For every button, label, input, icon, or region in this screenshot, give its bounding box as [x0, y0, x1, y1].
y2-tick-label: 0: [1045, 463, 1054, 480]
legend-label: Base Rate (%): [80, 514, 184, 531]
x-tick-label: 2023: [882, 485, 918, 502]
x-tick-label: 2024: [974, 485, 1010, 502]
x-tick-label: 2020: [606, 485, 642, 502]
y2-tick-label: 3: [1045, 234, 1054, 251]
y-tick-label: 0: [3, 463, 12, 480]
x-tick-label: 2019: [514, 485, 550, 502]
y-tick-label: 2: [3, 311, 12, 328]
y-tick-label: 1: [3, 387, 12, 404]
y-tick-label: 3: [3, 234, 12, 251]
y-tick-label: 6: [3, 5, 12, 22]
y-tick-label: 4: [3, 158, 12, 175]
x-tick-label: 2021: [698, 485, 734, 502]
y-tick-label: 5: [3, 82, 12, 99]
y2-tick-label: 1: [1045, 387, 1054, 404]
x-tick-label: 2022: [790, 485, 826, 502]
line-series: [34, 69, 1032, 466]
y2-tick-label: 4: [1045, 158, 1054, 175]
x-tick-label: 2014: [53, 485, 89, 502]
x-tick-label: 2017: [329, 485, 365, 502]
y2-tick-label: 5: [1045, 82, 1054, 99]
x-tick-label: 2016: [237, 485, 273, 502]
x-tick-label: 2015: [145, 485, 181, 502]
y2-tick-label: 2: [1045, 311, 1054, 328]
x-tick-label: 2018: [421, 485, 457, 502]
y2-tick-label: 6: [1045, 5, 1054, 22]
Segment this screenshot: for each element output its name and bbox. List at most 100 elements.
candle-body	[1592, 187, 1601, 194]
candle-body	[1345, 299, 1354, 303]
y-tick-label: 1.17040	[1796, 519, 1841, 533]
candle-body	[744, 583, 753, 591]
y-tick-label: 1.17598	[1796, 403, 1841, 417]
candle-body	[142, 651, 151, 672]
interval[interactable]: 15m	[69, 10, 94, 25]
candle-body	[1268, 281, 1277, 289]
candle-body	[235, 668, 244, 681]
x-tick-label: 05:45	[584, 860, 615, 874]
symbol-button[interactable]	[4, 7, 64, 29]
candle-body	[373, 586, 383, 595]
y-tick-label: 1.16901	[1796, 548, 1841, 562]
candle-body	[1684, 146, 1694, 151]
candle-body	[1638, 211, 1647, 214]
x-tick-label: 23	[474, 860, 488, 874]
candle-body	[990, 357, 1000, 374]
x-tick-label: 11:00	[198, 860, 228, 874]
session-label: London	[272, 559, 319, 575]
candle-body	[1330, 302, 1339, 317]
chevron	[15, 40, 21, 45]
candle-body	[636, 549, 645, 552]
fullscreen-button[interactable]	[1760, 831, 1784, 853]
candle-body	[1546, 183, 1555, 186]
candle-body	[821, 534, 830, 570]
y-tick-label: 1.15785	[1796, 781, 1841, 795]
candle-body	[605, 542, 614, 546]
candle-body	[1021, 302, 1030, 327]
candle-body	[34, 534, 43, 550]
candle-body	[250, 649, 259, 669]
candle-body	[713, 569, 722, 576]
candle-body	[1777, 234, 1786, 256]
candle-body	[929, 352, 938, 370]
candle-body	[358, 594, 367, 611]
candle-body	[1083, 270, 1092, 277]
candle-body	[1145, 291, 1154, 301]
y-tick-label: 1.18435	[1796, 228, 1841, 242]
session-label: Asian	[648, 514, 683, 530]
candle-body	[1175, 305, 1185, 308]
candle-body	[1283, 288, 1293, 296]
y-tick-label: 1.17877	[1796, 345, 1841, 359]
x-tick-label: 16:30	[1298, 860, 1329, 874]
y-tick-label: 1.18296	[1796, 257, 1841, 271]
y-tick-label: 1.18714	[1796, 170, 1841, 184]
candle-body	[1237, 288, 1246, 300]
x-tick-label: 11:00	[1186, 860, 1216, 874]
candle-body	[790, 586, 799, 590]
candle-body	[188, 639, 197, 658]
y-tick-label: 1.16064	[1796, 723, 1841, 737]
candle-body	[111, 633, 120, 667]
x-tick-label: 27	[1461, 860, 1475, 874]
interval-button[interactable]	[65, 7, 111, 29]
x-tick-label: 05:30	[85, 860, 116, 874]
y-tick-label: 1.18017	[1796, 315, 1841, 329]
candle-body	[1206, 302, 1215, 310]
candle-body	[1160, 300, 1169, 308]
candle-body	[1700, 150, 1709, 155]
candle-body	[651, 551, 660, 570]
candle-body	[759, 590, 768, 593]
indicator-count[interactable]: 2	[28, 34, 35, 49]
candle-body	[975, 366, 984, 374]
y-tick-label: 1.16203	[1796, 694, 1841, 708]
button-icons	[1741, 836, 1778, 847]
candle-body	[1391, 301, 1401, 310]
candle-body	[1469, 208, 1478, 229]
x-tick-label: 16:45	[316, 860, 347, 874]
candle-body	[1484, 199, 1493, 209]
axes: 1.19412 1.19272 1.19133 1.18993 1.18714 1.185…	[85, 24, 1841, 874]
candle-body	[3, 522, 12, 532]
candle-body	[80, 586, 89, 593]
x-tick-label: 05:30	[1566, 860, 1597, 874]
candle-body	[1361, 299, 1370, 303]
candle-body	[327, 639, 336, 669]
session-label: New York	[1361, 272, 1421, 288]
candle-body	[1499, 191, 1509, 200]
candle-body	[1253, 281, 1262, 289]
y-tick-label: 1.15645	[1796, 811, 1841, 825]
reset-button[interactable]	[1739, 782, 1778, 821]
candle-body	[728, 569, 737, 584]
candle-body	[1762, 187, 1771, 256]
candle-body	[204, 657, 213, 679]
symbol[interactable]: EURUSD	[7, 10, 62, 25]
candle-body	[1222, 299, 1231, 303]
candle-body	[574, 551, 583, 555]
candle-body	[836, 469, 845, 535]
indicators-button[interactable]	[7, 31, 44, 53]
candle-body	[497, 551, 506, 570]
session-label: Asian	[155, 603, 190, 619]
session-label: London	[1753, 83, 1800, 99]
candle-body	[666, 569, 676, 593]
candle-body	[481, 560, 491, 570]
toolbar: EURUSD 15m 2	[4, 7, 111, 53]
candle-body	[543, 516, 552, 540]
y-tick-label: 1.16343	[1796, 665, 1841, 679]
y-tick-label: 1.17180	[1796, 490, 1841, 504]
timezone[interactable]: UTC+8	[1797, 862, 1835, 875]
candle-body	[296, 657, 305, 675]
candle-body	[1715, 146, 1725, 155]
※ ※ ※
:: TASK PROMPT ::
Please copy the data above line for line, starting at its first line and stopping after the line that contains "line-series: [34, 69, 1032, 466]".

:: SOLUTION TO THE EXERCISE ::
For every button, label, input, icon, or region in this screenshot, give its bounding box as [x0, y0, x1, y1].
y2-tick-label: 0: [1045, 463, 1054, 480]
legend-label: Base Rate (%): [80, 514, 184, 531]
x-tick-label: 2023: [882, 485, 918, 502]
x-tick-label: 2024: [974, 485, 1010, 502]
x-tick-label: 2020: [606, 485, 642, 502]
y2-tick-label: 3: [1045, 234, 1054, 251]
y-tick-label: 0: [3, 463, 12, 480]
x-tick-label: 2019: [514, 485, 550, 502]
y-tick-label: 2: [3, 311, 12, 328]
y-tick-label: 1: [3, 387, 12, 404]
y-tick-label: 3: [3, 234, 12, 251]
y-tick-label: 6: [3, 5, 12, 22]
y-tick-label: 4: [3, 158, 12, 175]
x-tick-label: 2021: [698, 485, 734, 502]
y-tick-label: 5: [3, 82, 12, 99]
y2-tick-label: 1: [1045, 387, 1054, 404]
x-tick-label: 2022: [790, 485, 826, 502]
line-series: [34, 69, 1032, 466]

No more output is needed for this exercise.